### WHAT YOU HAVE TO DO:
Report, as a bare number, how many lines contain the string "czfhd".

### AVAILABLE DATA:
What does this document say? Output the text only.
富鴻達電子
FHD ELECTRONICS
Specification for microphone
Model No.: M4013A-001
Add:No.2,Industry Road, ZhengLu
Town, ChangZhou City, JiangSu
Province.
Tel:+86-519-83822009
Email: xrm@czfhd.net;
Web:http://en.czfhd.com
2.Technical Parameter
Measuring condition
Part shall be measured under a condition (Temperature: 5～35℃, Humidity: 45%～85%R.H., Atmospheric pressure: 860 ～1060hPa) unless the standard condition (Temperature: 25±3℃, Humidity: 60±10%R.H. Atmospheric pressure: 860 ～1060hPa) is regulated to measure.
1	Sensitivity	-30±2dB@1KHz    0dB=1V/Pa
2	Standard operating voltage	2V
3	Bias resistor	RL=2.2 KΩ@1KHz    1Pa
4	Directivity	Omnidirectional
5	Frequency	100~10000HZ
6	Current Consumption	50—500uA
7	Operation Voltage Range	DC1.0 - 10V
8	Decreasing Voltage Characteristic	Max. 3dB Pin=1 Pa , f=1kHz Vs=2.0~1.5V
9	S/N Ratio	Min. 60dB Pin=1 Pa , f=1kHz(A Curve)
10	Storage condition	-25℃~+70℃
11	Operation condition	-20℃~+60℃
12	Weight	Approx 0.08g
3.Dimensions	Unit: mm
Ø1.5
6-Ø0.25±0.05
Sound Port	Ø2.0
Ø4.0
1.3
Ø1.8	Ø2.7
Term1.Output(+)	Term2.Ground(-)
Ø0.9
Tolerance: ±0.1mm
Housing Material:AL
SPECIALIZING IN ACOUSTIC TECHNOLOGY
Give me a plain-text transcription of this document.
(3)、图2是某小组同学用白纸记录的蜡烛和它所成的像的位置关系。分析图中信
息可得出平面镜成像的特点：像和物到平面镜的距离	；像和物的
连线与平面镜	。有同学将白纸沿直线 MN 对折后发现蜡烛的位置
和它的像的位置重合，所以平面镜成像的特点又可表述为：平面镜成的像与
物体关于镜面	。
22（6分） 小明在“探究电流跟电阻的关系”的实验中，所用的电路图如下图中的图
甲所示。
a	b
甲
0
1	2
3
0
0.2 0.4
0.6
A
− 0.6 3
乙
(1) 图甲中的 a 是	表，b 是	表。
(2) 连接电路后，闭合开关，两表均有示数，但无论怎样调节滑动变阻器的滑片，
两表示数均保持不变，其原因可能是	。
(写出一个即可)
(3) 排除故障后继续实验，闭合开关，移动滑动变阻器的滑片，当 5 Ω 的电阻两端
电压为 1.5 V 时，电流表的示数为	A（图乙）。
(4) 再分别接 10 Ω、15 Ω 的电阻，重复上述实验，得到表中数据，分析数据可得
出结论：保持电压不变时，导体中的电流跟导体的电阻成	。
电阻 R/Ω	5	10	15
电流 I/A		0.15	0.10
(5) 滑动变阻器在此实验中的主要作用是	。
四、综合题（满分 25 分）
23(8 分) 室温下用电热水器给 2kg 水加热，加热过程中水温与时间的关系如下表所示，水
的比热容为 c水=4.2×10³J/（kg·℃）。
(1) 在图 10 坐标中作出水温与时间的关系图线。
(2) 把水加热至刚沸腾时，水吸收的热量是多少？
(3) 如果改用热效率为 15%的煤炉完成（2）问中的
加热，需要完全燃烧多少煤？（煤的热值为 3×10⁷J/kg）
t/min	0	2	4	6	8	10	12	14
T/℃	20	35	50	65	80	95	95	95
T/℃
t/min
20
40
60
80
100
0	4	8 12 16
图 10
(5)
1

### TASK RESULT:
2